■ Set exercise
In the entries below, count the lines holding "的图像上". Reply with the number only.

___ Provided data ___

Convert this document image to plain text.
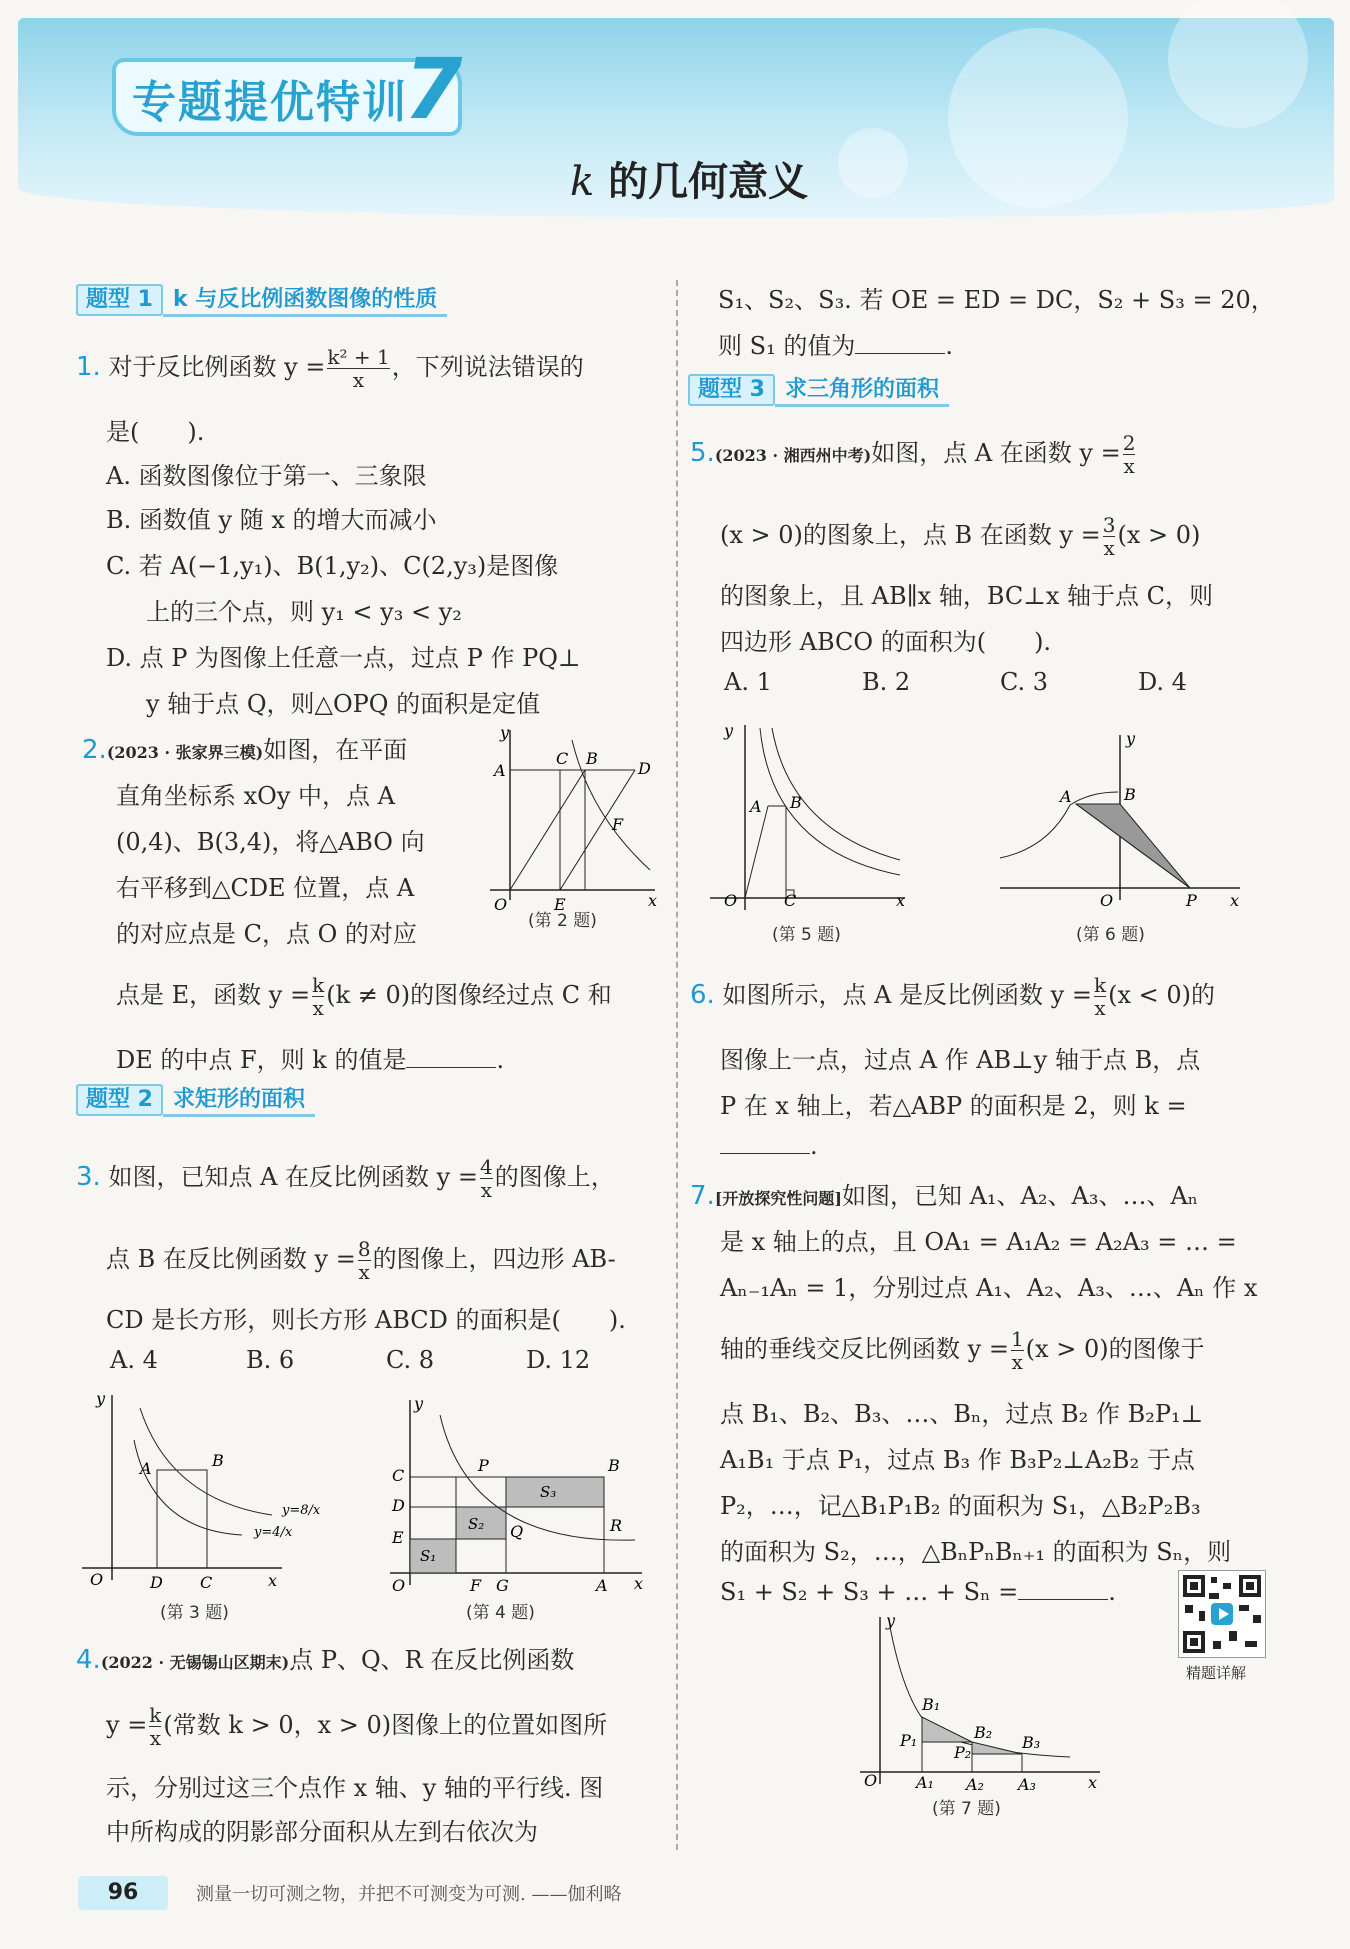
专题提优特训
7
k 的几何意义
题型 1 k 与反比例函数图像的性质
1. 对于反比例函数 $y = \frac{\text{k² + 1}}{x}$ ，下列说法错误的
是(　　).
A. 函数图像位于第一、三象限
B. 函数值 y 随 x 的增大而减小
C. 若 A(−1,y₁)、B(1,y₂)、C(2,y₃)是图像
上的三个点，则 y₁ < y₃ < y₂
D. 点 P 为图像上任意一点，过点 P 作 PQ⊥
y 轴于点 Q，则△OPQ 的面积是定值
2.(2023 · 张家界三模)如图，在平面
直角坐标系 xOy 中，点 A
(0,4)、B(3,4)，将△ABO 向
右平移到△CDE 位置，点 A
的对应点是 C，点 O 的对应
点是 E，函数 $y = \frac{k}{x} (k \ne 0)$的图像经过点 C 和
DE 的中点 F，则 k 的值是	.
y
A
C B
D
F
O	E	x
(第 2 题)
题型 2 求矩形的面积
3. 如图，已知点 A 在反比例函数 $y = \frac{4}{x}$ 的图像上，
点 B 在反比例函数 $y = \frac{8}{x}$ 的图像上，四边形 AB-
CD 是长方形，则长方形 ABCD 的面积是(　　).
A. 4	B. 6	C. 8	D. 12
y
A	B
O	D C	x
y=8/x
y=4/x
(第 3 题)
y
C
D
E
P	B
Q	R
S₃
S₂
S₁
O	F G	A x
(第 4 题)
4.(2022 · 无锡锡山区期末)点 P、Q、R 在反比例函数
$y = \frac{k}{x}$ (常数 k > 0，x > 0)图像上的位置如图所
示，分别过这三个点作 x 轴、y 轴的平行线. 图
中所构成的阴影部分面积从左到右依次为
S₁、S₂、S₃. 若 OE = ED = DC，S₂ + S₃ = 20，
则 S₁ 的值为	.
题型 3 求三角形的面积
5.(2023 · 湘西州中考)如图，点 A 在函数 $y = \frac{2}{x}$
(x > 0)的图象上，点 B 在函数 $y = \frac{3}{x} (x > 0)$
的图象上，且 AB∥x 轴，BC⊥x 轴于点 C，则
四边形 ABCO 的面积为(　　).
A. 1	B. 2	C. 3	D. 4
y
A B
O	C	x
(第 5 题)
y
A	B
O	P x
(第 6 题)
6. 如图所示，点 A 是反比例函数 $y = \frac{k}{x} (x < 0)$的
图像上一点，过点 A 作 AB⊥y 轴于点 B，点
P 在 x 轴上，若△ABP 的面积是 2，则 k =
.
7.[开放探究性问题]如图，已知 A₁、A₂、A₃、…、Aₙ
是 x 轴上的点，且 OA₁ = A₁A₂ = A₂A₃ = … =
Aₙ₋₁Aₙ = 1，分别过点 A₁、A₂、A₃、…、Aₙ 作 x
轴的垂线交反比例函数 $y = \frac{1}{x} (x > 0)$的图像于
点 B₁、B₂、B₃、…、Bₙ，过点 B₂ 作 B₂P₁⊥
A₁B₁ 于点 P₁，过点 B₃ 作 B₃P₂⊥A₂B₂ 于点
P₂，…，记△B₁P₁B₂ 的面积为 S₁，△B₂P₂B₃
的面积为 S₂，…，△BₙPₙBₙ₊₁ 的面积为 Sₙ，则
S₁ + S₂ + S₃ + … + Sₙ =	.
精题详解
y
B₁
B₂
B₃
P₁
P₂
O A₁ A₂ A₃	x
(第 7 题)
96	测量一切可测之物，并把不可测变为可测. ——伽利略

___
___ Provided data ___

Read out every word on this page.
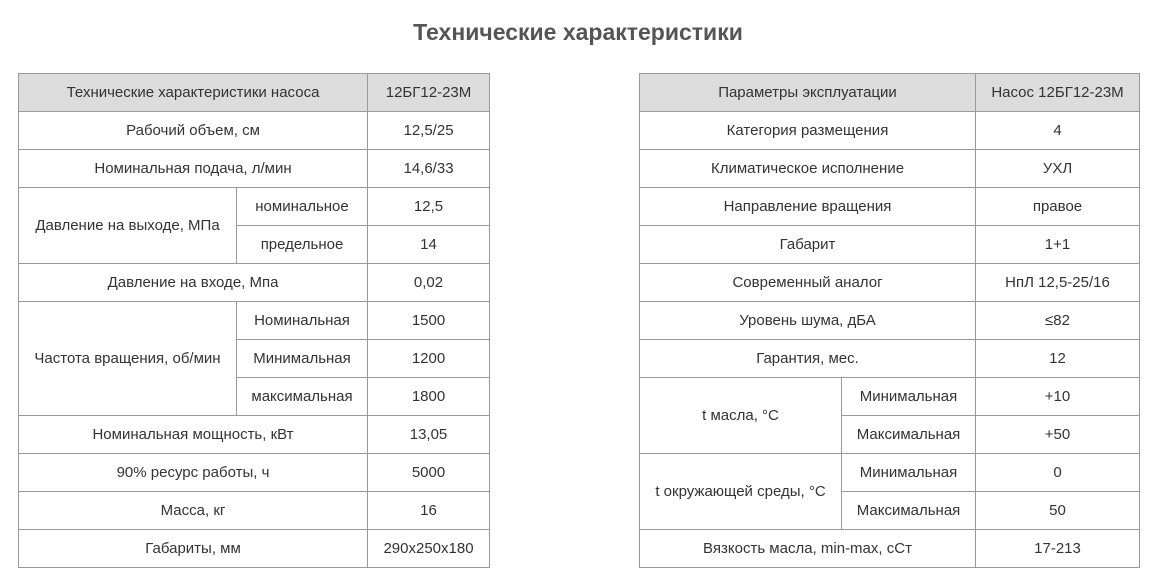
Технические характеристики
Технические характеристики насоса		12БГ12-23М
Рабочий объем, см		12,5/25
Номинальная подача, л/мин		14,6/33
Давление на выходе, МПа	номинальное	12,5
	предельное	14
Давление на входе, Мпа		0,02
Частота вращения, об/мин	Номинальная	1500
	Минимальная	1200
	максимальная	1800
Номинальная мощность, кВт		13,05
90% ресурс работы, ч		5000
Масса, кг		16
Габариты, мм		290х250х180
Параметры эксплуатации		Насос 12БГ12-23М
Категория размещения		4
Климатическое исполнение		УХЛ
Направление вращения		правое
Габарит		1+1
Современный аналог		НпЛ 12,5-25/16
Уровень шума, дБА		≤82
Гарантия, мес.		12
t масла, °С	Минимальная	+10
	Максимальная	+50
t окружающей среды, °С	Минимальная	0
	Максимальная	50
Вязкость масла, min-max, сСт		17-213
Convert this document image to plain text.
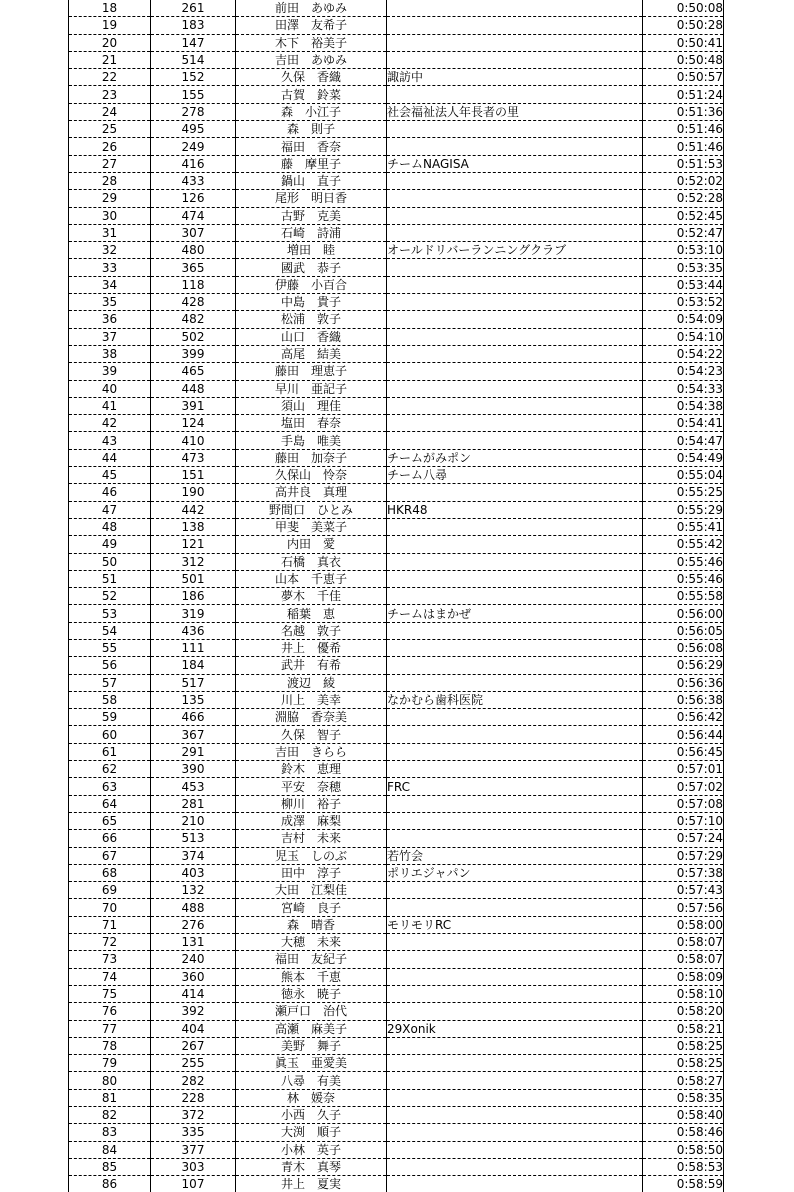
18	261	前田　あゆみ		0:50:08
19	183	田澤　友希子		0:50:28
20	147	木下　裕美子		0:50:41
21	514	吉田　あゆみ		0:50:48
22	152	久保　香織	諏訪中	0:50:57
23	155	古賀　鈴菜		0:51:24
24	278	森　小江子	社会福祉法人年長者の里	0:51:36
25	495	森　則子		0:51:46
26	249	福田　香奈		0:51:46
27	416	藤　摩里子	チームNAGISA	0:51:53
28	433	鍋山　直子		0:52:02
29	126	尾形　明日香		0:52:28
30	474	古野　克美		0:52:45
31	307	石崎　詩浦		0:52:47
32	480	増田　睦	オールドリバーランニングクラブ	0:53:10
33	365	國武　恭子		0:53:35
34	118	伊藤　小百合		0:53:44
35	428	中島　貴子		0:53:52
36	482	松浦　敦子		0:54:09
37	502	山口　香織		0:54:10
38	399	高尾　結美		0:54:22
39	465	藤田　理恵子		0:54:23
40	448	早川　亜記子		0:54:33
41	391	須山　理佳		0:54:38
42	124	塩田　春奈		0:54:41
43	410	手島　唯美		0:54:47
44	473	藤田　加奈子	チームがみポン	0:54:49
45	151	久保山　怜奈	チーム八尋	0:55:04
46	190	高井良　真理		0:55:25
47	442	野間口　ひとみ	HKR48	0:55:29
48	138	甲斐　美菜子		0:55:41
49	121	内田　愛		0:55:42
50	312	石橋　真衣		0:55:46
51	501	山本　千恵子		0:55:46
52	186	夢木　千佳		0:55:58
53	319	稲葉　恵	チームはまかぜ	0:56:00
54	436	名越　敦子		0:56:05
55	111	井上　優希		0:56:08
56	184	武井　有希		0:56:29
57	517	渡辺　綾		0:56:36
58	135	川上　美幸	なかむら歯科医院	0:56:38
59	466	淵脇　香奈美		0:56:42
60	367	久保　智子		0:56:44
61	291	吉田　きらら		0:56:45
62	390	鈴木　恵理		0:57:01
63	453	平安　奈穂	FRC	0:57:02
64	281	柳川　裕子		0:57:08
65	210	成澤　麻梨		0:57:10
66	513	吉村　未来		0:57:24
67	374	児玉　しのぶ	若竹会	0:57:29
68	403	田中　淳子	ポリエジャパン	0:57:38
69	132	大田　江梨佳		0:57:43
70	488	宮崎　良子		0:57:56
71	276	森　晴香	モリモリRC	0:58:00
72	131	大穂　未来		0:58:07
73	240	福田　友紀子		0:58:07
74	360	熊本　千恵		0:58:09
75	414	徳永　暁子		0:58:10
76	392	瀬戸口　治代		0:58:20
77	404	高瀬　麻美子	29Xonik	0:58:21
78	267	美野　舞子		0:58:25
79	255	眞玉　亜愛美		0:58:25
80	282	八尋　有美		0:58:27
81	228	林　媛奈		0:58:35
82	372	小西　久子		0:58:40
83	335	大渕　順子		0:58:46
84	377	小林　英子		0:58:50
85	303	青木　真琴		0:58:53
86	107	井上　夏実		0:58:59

___

■ Response below
2